* What is required
How many lines hold the string "name"? Reply with the number alone.

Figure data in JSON
# # # # # # #

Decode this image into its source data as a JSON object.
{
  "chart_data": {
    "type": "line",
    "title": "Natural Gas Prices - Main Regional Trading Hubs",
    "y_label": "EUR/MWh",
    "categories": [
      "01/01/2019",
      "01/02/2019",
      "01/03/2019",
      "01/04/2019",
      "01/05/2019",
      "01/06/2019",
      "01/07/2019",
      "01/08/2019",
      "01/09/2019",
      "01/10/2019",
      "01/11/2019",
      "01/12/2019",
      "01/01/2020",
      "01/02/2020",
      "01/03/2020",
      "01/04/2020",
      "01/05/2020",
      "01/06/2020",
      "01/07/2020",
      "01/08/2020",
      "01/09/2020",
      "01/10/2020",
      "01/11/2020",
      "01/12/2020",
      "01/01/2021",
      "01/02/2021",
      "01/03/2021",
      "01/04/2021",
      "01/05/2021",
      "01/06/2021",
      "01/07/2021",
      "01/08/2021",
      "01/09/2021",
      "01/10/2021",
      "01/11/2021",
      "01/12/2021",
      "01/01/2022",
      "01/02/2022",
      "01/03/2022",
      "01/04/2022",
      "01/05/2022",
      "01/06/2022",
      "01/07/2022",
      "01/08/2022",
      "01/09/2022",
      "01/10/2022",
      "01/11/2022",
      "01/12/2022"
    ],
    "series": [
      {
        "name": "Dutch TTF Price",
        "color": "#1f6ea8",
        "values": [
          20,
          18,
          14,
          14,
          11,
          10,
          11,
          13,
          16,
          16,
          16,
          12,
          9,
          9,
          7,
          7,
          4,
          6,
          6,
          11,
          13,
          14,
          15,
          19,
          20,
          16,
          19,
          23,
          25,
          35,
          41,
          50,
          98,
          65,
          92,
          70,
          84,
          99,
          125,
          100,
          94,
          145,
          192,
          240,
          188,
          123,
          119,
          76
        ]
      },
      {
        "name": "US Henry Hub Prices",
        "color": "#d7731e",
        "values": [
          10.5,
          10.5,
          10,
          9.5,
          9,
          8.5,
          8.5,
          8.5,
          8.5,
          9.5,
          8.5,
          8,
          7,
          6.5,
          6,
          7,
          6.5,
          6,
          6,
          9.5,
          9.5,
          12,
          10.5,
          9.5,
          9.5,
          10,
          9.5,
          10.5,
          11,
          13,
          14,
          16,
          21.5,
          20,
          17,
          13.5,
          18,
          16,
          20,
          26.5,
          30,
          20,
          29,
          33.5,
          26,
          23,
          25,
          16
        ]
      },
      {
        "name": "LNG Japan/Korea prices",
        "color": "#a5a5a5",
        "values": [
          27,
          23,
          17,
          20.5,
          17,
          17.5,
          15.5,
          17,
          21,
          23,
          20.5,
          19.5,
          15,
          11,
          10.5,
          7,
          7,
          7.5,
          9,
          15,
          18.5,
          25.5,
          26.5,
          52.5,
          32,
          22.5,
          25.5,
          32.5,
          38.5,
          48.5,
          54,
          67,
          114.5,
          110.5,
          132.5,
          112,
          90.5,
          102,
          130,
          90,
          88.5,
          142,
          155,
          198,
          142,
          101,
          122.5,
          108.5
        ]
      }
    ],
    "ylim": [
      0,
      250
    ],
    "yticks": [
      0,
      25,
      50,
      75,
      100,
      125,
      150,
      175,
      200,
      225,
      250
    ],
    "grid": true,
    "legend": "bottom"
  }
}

# # # # # # #

* Task solution
3